# Extract
== Segment start ==
50 To the extent the appellant relied on reg 2.03A in his submissions at the hearing, this regulation could not advance the appellant's case because it could not overcome the appellant's fundamental difficulty, namely, that he had not satisfied the Tribunal that he had a genuine and continuing de facto relationship with his sponsor at the time he lodged his visa application. Furthermore, subreg 2.03A(5) could not make the sponsor's information (that she did not know why the relationship had not been registered) the reason, or part of the reason, for affirming the decision under review because it was clear that subreg 2.03A(5) was inapplicable in the appellant's case since the relationship had not been registered. The fact that the sponsor did not know why the relationship had not been registered was irrelevant to the application of subreg 2.03A(5).
51 For the reasons stated, the appeal should be dismissed with costs.
I certify that the preceding fifty-one (51) numbered paragraphs are a true copy of the Reasons for Judgment herein of the Honourable Justice Kenny.
== Segment end ==
# Your task
In the judgment extract, condense the paragraph beginning "To the extent the appellant relied on reg 2.03A" into a short bulleted list that keeps its main points.

# Data under study
== Segment start ==
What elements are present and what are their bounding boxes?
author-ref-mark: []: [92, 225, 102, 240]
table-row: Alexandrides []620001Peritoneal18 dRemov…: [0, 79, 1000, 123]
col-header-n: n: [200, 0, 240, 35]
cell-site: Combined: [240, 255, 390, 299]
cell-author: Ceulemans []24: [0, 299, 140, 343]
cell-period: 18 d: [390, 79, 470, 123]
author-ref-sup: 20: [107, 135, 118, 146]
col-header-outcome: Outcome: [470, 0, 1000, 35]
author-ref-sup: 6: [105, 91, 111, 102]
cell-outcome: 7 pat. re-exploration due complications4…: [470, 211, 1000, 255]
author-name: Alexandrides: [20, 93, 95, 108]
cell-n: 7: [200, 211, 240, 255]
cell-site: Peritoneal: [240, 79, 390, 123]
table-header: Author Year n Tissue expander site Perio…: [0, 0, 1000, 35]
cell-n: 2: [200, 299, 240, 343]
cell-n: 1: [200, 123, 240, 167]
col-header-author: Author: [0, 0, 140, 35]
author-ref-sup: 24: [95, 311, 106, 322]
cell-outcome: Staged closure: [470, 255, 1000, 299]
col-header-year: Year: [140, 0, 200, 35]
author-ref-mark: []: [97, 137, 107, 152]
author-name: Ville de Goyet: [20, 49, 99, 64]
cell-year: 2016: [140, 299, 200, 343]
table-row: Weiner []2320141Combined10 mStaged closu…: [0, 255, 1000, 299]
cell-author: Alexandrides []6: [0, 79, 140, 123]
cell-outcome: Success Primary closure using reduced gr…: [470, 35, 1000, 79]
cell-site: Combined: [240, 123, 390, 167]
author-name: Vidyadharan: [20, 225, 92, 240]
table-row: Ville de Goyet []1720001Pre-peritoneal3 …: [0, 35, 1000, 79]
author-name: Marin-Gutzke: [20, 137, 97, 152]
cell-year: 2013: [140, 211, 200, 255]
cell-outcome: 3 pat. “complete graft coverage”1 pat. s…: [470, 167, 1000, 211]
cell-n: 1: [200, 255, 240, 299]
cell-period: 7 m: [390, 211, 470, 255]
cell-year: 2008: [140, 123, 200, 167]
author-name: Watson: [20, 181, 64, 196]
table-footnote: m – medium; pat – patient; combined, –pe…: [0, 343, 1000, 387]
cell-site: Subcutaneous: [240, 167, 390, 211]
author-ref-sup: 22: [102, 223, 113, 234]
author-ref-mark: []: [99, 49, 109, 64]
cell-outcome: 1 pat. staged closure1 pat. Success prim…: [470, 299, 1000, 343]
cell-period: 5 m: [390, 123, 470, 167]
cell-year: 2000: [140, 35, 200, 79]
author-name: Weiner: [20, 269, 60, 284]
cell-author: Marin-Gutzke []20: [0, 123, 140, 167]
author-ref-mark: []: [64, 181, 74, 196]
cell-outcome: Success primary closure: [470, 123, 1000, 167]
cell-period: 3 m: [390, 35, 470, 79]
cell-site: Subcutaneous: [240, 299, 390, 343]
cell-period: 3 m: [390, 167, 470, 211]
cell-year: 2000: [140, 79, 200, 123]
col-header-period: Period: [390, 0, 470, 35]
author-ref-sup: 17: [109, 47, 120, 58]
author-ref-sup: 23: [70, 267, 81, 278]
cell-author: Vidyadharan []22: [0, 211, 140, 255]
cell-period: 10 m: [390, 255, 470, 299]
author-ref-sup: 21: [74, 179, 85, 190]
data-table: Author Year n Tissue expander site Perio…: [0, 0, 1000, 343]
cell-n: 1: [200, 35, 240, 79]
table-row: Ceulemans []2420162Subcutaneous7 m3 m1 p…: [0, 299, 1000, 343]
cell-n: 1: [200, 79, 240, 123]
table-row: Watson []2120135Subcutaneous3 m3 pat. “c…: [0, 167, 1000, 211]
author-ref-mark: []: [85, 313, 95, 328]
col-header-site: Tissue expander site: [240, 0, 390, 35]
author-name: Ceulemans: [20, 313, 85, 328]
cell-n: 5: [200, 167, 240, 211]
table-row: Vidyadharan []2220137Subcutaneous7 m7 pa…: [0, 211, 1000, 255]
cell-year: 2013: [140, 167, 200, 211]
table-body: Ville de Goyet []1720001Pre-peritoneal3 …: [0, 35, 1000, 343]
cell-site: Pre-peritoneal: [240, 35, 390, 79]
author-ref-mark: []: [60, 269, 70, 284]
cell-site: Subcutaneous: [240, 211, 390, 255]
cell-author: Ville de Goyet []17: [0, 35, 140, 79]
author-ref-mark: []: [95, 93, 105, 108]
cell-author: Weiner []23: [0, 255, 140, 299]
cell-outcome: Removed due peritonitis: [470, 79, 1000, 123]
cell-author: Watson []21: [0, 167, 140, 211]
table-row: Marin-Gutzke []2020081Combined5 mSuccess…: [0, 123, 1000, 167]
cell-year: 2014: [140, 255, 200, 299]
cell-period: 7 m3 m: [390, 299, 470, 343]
== Segment end ==
# Exercise solution
- Reg 2.03A could not advance the appellant's case: he had not satisfied the Tribunal that he had a genuine and continuing de facto relationship with his sponsor when he lodged his visa application.
- Subreg 2.03A(5) did not apply because the relationship had not been registered.
- So the sponsor's information that she did not know why the relationship had not been registered could not be the reason, or part of the reason, for affirming the decision under review.
- That information was irrelevant to the application of subreg 2.03A(5).